# 予之佗矣



## Skatinginbc

《小雅小弁》舍彼有罪，予之佗矣。

Interpretation 1: 《毛傳》：“佗，加也。”  朱熹《集傳》：“舍彼有罪之譖人，而加我以非罪。”  陳奐《傳疏》：“佗、加疊韻。” ==> 予 = 我 (Indirect Object), 之 = 罪 (Direct Object), 佗 = 加 (verb) ==> Does the word order "IO + DO + V" actually exist in Archaic Chinese?

Interpretation 2: 佗 = 它, 別人. 孔穎達《正義》：“此佗，謂佗人也。言舍有罪而以罪與佗人。”  何楷《古義》：“予乃上下相推予之義。佗當作它。言舍彼有罪之人，乃推予其罪於它人。” ==> 予 = 给, 推给 (verb), 之 = 罪 (Direct Object), 佗 = 它人 (Indirect Object). ==> Does the word order "V + DO + ID" actually exist in Archaic Chinese?  给我錢 is good, but 给錢我 does not make sense to me.  

I cannot figure out how either interpretation could possibly make sense grammatically.  Can you please enlighten me?  And I cannot figure out why ancient 經學家 automatically excluded the possibility that 予之佗矣 is structurally parallel to 心之憂矣, which appears in 《小雅小弁》 multiple times.  Why can't 之 in 予之佗矣 be interpreted as a 助詞?


----------



## HiRango

In my opinion,this means instead of trying to convict me of sin,why don't you catch somebody who commited a crime.1、“舍彼有罪之譖人，而加我以非罪。”—放过（舍）那个（彼）罪人（有罪），却把罪名（之）强加（佗）于我（予）。2、”舍彼有罪之人，乃推予其罪於它人。“—放过（舍）那个（彼）罪人（有罪），却把这个罪名（之）推给（予）别人（佗）It's really complicate.But that's why I love chinese.

• [原始材料]:
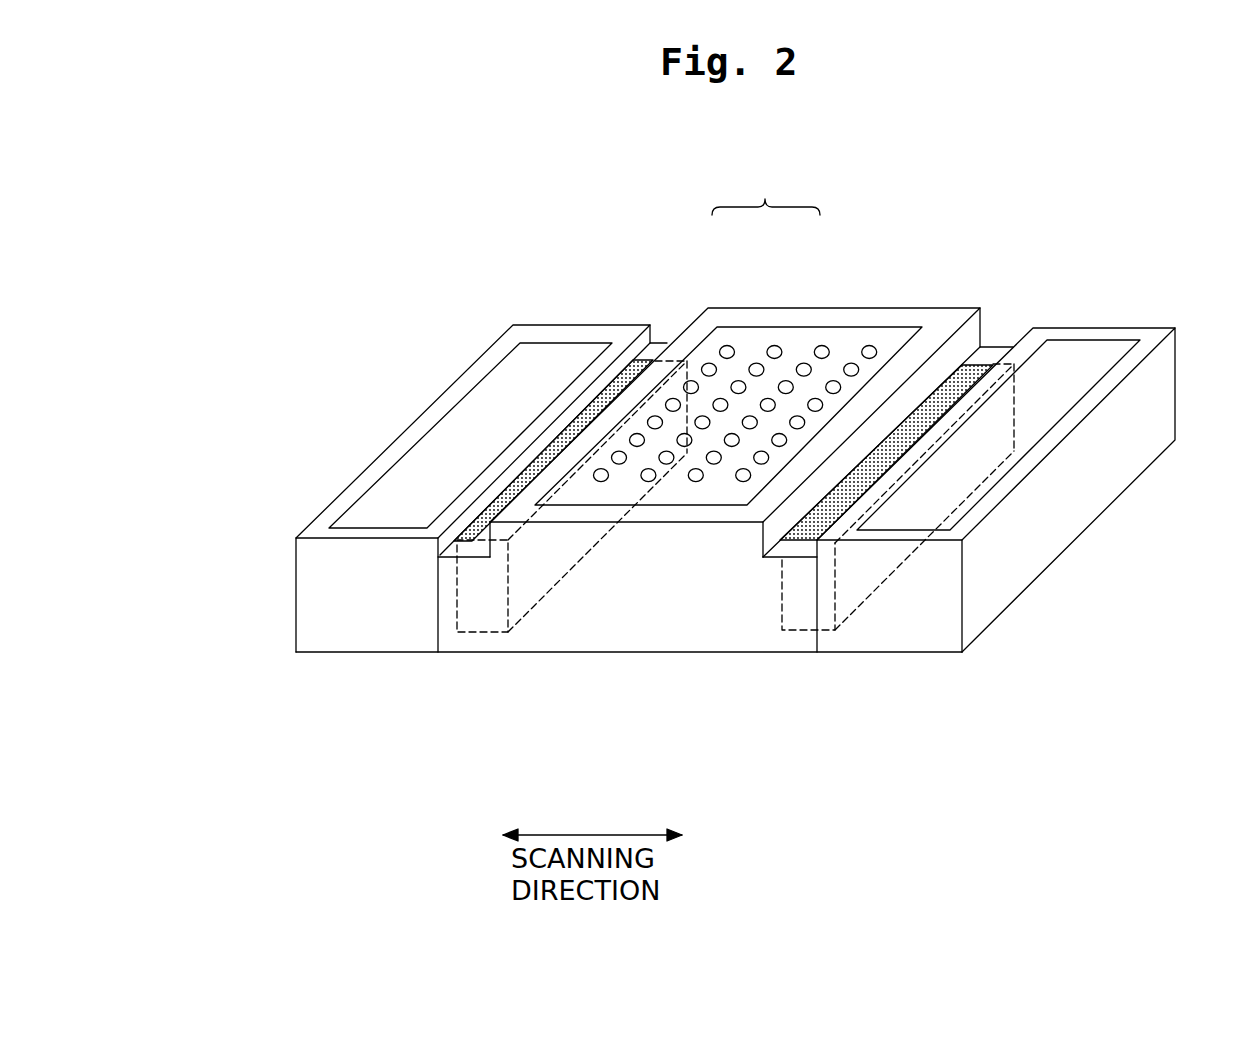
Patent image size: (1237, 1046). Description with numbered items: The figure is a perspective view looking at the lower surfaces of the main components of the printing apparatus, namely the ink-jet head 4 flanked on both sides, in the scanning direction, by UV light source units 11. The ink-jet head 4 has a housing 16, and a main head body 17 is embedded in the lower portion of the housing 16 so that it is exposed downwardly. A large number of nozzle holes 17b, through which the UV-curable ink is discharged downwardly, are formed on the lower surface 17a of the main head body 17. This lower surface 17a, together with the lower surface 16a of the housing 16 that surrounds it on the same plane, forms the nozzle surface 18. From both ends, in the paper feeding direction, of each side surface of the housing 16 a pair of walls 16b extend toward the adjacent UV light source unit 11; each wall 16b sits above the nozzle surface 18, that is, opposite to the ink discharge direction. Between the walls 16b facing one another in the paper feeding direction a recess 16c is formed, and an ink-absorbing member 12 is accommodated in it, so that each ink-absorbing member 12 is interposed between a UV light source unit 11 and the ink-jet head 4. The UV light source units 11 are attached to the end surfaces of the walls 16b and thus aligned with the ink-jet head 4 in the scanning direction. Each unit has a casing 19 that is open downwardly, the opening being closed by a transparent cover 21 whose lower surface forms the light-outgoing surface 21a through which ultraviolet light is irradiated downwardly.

The ink-jet head 4 is at (735, 503).
The UV light source unit 11 is at (325, 670).
The ink-absorbing member 12 is at (614, 388).
The housing 16 is at (663, 634).
The lower surface of the housing 16a is at (693, 338).
The wall 16b is at (653, 348).
The recess 16c is at (476, 548).
The main head body 17 is at (597, 495).
The lower surface of the main head body 17a is at (822, 345).
The nozzle hole 17b is at (869, 345).
The nozzle surface 18 is at (766, 190).
The casing 19 is at (296, 598).
The transparent cover 21 is at (427, 460).
The light-outgoing surface 21a is at (512, 382).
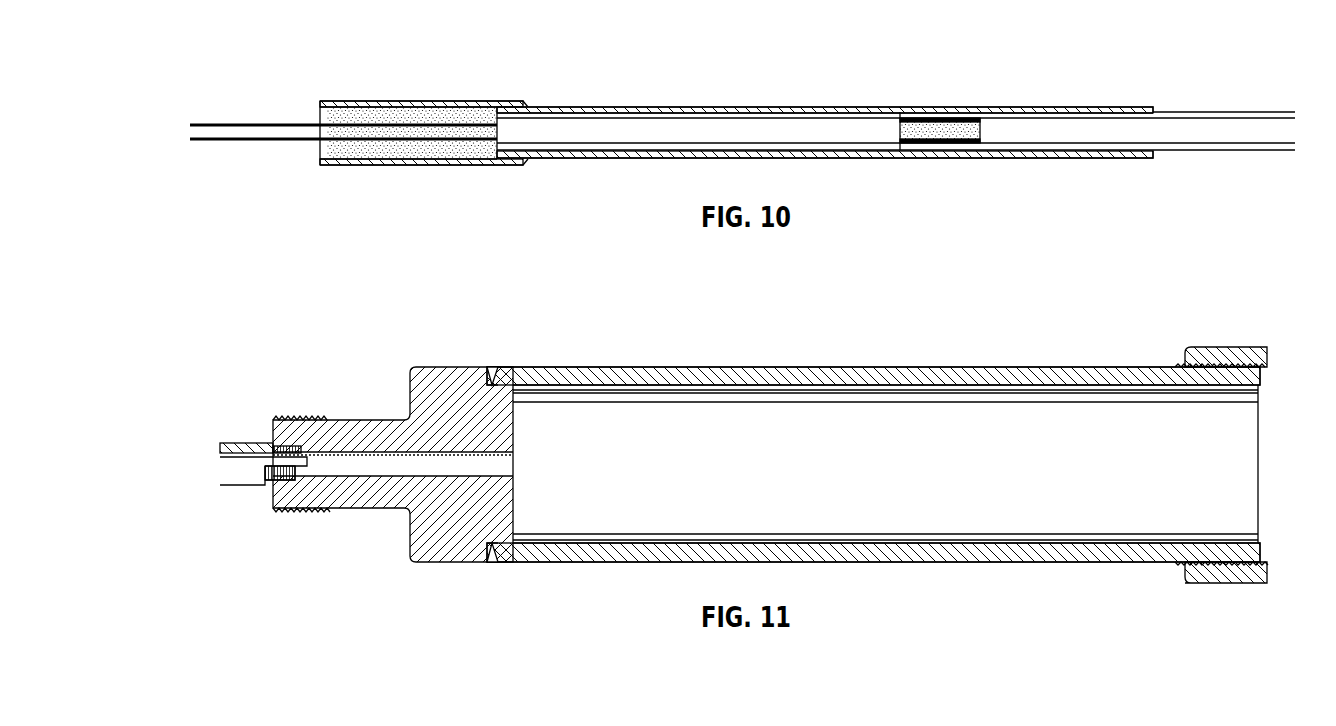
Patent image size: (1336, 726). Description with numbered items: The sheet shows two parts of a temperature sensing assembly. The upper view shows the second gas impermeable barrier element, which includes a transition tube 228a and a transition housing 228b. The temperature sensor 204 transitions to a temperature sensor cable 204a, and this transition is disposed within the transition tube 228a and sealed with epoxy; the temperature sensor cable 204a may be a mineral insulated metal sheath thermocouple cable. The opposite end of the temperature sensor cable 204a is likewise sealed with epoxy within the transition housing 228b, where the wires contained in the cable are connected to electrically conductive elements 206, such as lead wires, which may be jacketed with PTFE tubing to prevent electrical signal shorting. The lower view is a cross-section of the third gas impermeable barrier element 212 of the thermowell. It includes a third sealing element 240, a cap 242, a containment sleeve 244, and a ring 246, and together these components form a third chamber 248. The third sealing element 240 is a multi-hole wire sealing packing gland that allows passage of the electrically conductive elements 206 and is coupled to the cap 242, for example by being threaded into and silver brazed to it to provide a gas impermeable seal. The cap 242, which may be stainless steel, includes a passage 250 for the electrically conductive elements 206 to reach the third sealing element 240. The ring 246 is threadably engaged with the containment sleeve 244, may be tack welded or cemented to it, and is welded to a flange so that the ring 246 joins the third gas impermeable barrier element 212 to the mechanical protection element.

In FIG. 10, the temperature sensor 204 is at (1247, 112).
In FIG. 10, the temperature sensor cable 204a is at (820, 130).
In FIG. 10, the electrically conductive elements 206 is at (242, 138).
In FIG. 10, the transition tube 228a is at (640, 106).
In FIG. 10, the transition housing 228b is at (407, 100).
In FIG. 11, the third gas impermeable barrier element 212 is at (488, 333).
In FIG. 11, the third sealing element 240 is at (244, 443).
In FIG. 11, the cap 242 is at (366, 420).
In FIG. 11, the containment sleeve 244 is at (768, 367).
In FIG. 11, the ring 246 is at (1224, 347).
In FIG. 11, the third chamber 248 is at (868, 476).
In FIG. 11, the passage 250 is at (396, 465).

• [题目]: 请输出“予之佗矣”讨论帖中的一段原文，一字不改：从“Interpretation 2: 佗”所在处开始，到“sense to me.”结束。

• [参考答案]:
Interpretation 2: 佗 = 它, 別人. 孔穎達《正義》：“此佗，謂佗人也。言舍有罪而以罪與佗人。”  何楷《古義》：“予乃上下相推予之義。佗當作它。言舍彼有罪之人，乃推予其罪於它人。” ==> 予 = 给, 推给 (verb), 之 = 罪 (Direct Object), 佗 = 它人 (Indirect Object). ==> Does the word order "V + DO + ID" actually exist in Archaic Chinese?  给我錢 is good, but 给錢我 does not make sense to me.